» PROMPT: Print, exactly and completely, every entry in the data.

— Begin STORED RECORDS —

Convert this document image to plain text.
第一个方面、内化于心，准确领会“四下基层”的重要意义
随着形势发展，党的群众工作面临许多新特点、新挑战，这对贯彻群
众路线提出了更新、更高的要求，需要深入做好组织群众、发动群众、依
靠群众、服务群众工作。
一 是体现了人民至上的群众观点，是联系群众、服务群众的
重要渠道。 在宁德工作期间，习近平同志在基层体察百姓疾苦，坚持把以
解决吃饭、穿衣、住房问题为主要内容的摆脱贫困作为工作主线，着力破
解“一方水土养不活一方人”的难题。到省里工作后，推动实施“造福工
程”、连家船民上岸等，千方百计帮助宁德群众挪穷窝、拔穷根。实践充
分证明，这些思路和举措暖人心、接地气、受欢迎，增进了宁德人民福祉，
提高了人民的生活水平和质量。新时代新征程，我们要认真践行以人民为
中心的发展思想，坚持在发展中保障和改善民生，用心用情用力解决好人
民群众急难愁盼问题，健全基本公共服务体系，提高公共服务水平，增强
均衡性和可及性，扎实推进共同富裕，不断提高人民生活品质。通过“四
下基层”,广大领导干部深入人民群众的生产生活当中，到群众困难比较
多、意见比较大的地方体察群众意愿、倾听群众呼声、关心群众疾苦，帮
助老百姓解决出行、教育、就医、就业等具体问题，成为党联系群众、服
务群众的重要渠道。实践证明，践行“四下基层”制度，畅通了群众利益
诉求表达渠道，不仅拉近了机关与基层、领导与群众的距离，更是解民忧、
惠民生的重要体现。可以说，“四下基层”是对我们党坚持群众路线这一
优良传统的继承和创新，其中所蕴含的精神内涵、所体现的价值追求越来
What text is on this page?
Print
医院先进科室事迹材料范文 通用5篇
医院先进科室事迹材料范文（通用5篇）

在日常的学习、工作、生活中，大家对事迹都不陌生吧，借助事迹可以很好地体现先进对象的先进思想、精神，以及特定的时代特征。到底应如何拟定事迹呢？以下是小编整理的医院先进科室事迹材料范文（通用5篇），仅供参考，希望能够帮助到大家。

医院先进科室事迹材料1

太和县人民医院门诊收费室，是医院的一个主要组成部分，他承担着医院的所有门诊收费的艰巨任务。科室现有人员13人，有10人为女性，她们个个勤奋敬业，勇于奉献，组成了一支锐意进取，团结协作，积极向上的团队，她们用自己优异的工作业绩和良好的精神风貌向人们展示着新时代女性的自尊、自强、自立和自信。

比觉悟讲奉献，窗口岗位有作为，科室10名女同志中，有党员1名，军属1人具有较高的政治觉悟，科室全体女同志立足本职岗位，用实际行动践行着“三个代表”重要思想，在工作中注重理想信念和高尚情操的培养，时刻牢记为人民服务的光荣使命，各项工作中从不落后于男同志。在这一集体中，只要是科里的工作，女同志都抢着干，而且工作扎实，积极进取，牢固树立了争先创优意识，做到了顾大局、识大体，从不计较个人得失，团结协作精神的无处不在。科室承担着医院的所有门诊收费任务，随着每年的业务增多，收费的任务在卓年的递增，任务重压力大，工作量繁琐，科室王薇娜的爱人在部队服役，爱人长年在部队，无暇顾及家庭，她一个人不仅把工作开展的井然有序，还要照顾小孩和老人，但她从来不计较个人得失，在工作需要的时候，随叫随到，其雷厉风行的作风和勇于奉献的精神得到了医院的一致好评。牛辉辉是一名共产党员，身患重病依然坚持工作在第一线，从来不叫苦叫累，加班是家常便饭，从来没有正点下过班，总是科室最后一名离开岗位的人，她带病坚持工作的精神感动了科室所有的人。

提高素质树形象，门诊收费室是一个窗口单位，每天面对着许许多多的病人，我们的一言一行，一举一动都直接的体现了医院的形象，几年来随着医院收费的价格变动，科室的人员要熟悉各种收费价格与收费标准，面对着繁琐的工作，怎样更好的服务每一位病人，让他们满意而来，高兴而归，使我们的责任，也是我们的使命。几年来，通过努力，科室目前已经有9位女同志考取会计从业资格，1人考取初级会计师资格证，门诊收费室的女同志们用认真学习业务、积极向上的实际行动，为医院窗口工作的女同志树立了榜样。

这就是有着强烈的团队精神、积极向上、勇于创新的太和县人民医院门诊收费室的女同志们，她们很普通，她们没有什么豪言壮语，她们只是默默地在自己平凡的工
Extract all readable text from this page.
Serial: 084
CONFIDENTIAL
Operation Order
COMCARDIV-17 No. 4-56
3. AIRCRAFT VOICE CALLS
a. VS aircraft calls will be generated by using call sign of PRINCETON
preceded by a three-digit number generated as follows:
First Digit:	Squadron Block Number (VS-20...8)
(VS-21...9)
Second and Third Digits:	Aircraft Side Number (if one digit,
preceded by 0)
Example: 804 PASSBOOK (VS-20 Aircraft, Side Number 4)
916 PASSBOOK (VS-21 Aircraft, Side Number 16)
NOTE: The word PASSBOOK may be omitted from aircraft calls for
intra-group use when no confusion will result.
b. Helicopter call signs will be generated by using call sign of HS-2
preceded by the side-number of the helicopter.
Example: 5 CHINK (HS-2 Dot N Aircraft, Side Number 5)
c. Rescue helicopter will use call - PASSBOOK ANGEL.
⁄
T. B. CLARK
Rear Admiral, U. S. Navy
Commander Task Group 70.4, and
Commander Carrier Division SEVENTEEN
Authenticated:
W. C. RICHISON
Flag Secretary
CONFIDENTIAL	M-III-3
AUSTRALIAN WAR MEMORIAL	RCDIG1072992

— End STORED RECORDS —

» SOLUTION FOR THIS PROBLEM:
Convert this document image to plain text.
第一个方面、内化于心，准确领会“四下基层”的重要意义
随着形势发展，党的群众工作面临许多新特点、新挑战，这对贯彻群
众路线提出了更新、更高的要求，需要深入做好组织群众、发动群众、依
靠群众、服务群众工作。
一 是体现了人民至上的群众观点，是联系群众、服务群众的
重要渠道。 在宁德工作期间，习近平同志在基层体察百姓疾苦，坚持把以
解决吃饭、穿衣、住房问题为主要内容的摆脱贫困作为工作主线，着力破
解“一方水土养不活一方人”的难题。到省里工作后，推动实施“造福工
程”、连家船民上岸等，千方百计帮助宁德群众挪穷窝、拔穷根。实践充
分证明，这些思路和举措暖人心、接地气、受欢迎，增进了宁德人民福祉，
提高了人民的生活水平和质量。新时代新征程，我们要认真践行以人民为
中心的发展思想，坚持在发展中保障和改善民生，用心用情用力解决好人
民群众急难愁盼问题，健全基本公共服务体系，提高公共服务水平，增强
均衡性和可及性，扎实推进共同富裕，不断提高人民生活品质。通过“四
下基层”,广大领导干部深入人民群众的生产生活当中，到群众困难比较
多、意见比较大的地方体察群众意愿、倾听群众呼声、关心群众疾苦，帮
助老百姓解决出行、教育、就医、就业等具体问题，成为党联系群众、服
务群众的重要渠道。实践证明，践行“四下基层”制度，畅通了群众利益
诉求表达渠道，不仅拉近了机关与基层、领导与群众的距离，更是解民忧、
惠民生的重要体现。可以说，“四下基层”是对我们党坚持群众路线这一
优良传统的继承和创新，其中所蕴含的精神内涵、所体现的价值追求越来
What text is on this page?
Print
医院先进科室事迹材料范文 通用5篇
医院先进科室事迹材料范文（通用5篇）

在日常的学习、工作、生活中，大家对事迹都不陌生吧，借助事迹可以很好地体现先进对象的先进思想、精神，以及特定的时代特征。到底应如何拟定事迹呢？以下是小编整理的医院先进科室事迹材料范文（通用5篇），仅供参考，希望能够帮助到大家。

医院先进科室事迹材料1

太和县人民医院门诊收费室，是医院的一个主要组成部分，他承担着医院的所有门诊收费的艰巨任务。科室现有人员13人，有10人为女性，她们个个勤奋敬业，勇于奉献，组成了一支锐意进取，团结协作，积极向上的团队，她们用自己优异的工作业绩和良好的精神风貌向人们展示着新时代女性的自尊、自强、自立和自信。

比觉悟讲奉献，窗口岗位有作为，科室10名女同志中，有党员1名，军属1人具有较高的政治觉悟，科室全体女同志立足本职岗位，用实际行动践行着“三个代表”重要思想，在工作中注重理想信念和高尚情操的培养，时刻牢记为人民服务的光荣使命，各项工作中从不落后于男同志。在这一集体中，只要是科里的工作，女同志都抢着干，而且工作扎实，积极进取，牢固树立了争先创优意识，做到了顾大局、识大体，从不计较个人得失，团结协作精神的无处不在。科室承担着医院的所有门诊收费任务，随着每年的业务增多，收费的任务在卓年的递增，任务重压力大，工作量繁琐，科室王薇娜的爱人在部队服役，爱人长年在部队，无暇顾及家庭，她一个人不仅把工作开展的井然有序，还要照顾小孩和老人，但她从来不计较个人得失，在工作需要的时候，随叫随到，其雷厉风行的作风和勇于奉献的精神得到了医院的一致好评。牛辉辉是一名共产党员，身患重病依然坚持工作在第一线，从来不叫苦叫累，加班是家常便饭，从来没有正点下过班，总是科室最后一名离开岗位的人，她带病坚持工作的精神感动了科室所有的人。

提高素质树形象，门诊收费室是一个窗口单位，每天面对着许许多多的病人，我们的一言一行，一举一动都直接的体现了医院的形象，几年来随着医院收费的价格变动，科室的人员要熟悉各种收费价格与收费标准，面对着繁琐的工作，怎样更好的服务每一位病人，让他们满意而来，高兴而归，使我们的责任，也是我们的使命。几年来，通过努力，科室目前已经有9位女同志考取会计从业资格，1人考取初级会计师资格证，门诊收费室的女同志们用认真学习业务、积极向上的实际行动，为医院窗口工作的女同志树立了榜样。

这就是有着强烈的团队精神、积极向上、勇于创新的太和县人民医院门诊收费室的女同志们，她们很普通，她们没有什么豪言壮语，她们只是默默地在自己平凡的工
Extract all readable text from this page.
Serial: 084
CONFIDENTIAL
Operation Order
COMCARDIV-17 No. 4-56
3. AIRCRAFT VOICE CALLS
a. VS aircraft calls will be generated by using call sign of PRINCETON
preceded by a three-digit number generated as follows:
First Digit:	Squadron Block Number (VS-20...8)
(VS-21...9)
Second and Third Digits:	Aircraft Side Number (if one digit,
preceded by 0)
Example: 804 PASSBOOK (VS-20 Aircraft, Side Number 4)
916 PASSBOOK (VS-21 Aircraft, Side Number 16)
NOTE: The word PASSBOOK may be omitted from aircraft calls for
intra-group use when no confusion will result.
b. Helicopter call signs will be generated by using call sign of HS-2
preceded by the side-number of the helicopter.
Example: 5 CHINK (HS-2 Dot N Aircraft, Side Number 5)
c. Rescue helicopter will use call - PASSBOOK ANGEL.
⁄
T. B. CLARK
Rear Admiral, U. S. Navy
Commander Task Group 70.4, and
Commander Carrier Division SEVENTEEN
Authenticated:
W. C. RICHISON
Flag Secretary
CONFIDENTIAL	M-III-3
AUSTRALIAN WAR MEMORIAL	RCDIG1072992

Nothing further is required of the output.